* _STATED PROBLEM A_: Extract the full Azure Load Balancer article below, word for word.

* BEGIN TEXT TO READ *

Azure Loadbalancer: The NAT device you didn't know you wanted
Most people think of Azure Public Load Balancer as that thing that spreads web traffic across multiple servers. Fair enough - that's what it does best. But it's actually a Swiss Army knife for network address translation that can solve some tricky connectivity problems you might not expect.
Let me show you what I mean.
The Load Balancer You Think You Know
Azure Public Load Balancer typically sits in front of your web servers, databases, or APIs. Traffic hits the load balancer's public IP, and it decides which backend server gets each request. Simple enough.
But here's where it gets interesting - that same load balancer can handle much more sophisticated network address translation scenarios; rather than assigning a public IP to each VM in a VNet you can create specific DNAT rules for inbound traffic with 1:1 port translation. You can also create specific SNAT rules for outbound rules based on address pools that mean you can go way above and beyond the 64000 port limit of a single IP.

* END TEXT TO READ *
* BEGIN DATA ENTRIES *

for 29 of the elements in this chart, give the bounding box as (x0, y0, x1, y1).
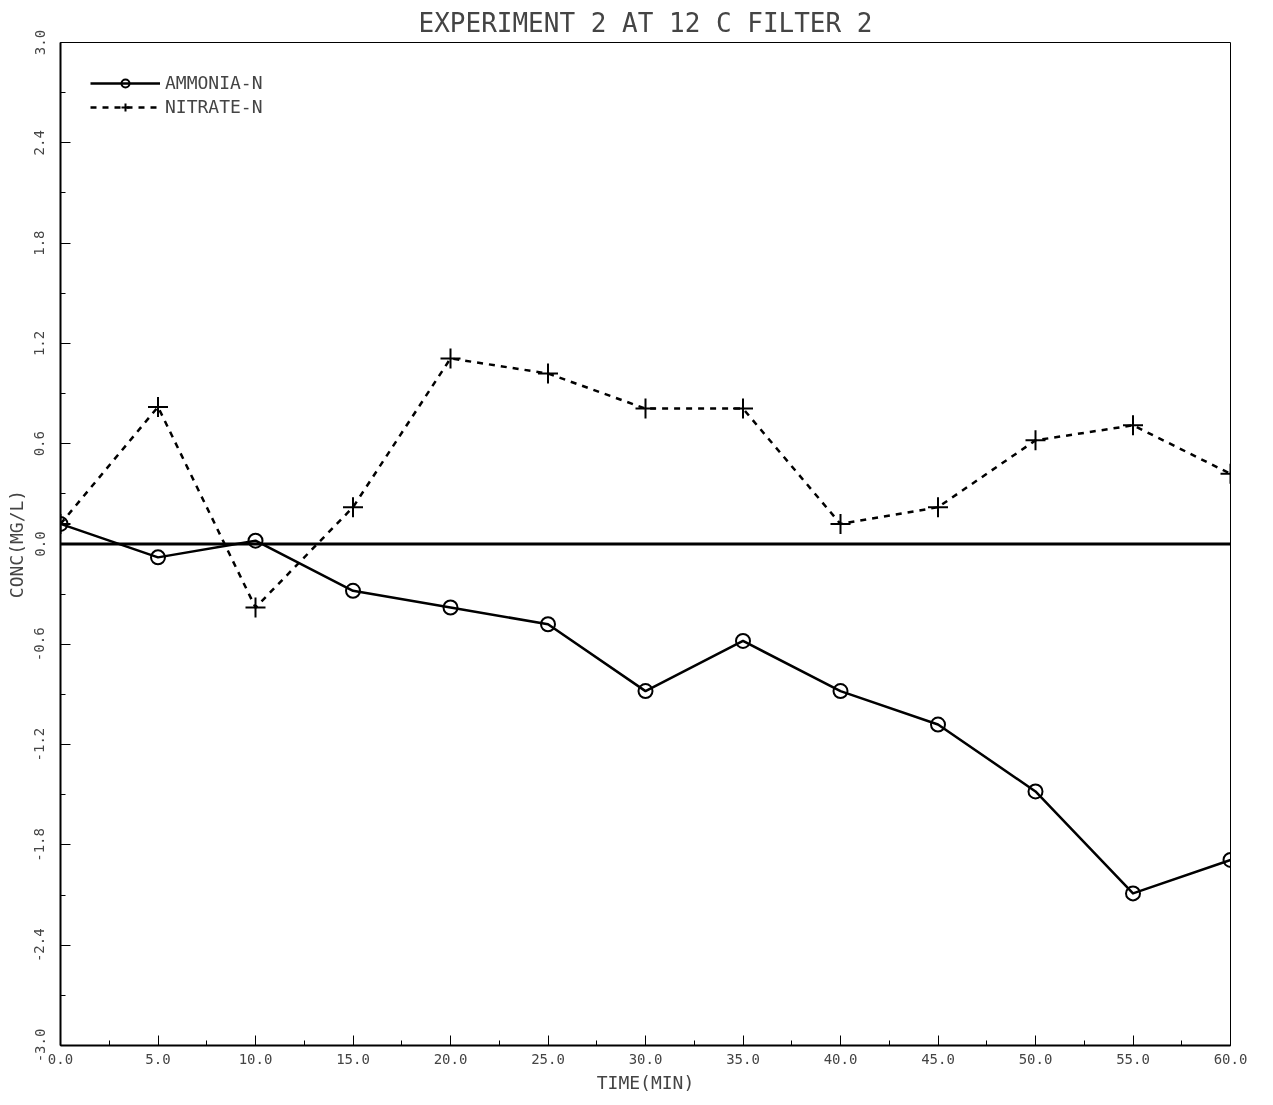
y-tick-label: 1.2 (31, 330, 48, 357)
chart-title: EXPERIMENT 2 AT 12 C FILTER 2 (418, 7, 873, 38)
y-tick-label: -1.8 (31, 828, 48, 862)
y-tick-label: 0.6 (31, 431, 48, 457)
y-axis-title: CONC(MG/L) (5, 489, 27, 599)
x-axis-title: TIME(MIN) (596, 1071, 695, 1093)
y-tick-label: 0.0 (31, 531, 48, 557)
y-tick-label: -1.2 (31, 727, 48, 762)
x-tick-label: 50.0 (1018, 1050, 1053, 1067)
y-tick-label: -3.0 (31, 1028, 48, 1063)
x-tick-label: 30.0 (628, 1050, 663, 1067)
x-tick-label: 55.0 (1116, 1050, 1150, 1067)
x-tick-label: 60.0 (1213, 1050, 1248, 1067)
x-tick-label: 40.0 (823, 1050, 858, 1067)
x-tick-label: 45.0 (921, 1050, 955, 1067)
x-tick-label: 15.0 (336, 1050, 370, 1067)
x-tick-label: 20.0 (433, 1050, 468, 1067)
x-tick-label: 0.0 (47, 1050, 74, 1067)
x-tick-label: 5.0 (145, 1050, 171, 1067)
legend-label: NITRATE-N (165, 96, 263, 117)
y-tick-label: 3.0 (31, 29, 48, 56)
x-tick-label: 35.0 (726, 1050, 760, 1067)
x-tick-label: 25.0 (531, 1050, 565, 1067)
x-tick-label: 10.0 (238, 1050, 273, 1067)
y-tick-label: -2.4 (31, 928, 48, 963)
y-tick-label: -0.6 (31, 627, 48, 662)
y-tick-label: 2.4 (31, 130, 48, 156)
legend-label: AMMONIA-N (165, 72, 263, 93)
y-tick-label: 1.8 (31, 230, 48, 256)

* END DATA ENTRIES *

* _STATED PROBLEM B_: Copy every line of the records above verbatim, leaving out the pictures.

* _EXERCISE SOLUTION A_:
Azure Loadbalancer: The NAT device you didn't know you wanted
Most people think of Azure Public Load Balancer as that thing that spreads web traffic across multiple servers. Fair enough - that's what it does best. But it's actually a Swiss Army knife for network address translation that can solve some tricky connectivity problems you might not expect.
Let me show you what I mean.
The Load Balancer You Think You Know
Azure Public Load Balancer typically sits in front of your web servers, databases, or APIs. Traffic hits the load balancer's public IP, and it decides which backend server gets each request. Simple enough.
But here's where it gets interesting - that same load balancer can handle much more sophisticated network address translation scenarios; rather than assigning a public IP to each VM in a VNet you can create specific DNAT rules for inbound traffic with 1:1 port translation. You can also create specific SNAT rules for outbound rules based on address pools that mean you can go way above and beyond the 64000 port limit of a single IP.

* _EXERCISE SOLUTION B_:
for 29 of the elements in this chart, give the bounding box as (x0, y0, x1, y1).
y-tick-label: 1.2 (31, 330, 48, 357)
chart-title: EXPERIMENT 2 AT 12 C FILTER 2 (418, 7, 873, 38)
y-tick-label: -1.8 (31, 828, 48, 862)
y-tick-label: 0.6 (31, 431, 48, 457)
y-axis-title: CONC(MG/L) (5, 489, 27, 599)
x-axis-title: TIME(MIN) (596, 1071, 695, 1093)
y-tick-label: 0.0 (31, 531, 48, 557)
y-tick-label: -1.2 (31, 727, 48, 762)
x-tick-label: 50.0 (1018, 1050, 1053, 1067)
y-tick-label: -3.0 (31, 1028, 48, 1063)
x-tick-label: 30.0 (628, 1050, 663, 1067)
x-tick-label: 55.0 (1116, 1050, 1150, 1067)
x-tick-label: 60.0 (1213, 1050, 1248, 1067)
x-tick-label: 40.0 (823, 1050, 858, 1067)
x-tick-label: 45.0 (921, 1050, 955, 1067)
x-tick-label: 15.0 (336, 1050, 370, 1067)
x-tick-label: 20.0 (433, 1050, 468, 1067)
x-tick-label: 0.0 (47, 1050, 74, 1067)
x-tick-label: 5.0 (145, 1050, 171, 1067)
legend-label: NITRATE-N (165, 96, 263, 117)
y-tick-label: 3.0 (31, 29, 48, 56)
x-tick-label: 35.0 (726, 1050, 760, 1067)
x-tick-label: 25.0 (531, 1050, 565, 1067)
x-tick-label: 10.0 (238, 1050, 273, 1067)
y-tick-label: -2.4 (31, 928, 48, 963)
y-tick-label: -0.6 (31, 627, 48, 662)
y-tick-label: 2.4 (31, 130, 48, 156)
legend-label: AMMONIA-N (165, 72, 263, 93)
y-tick-label: 1.8 (31, 230, 48, 256)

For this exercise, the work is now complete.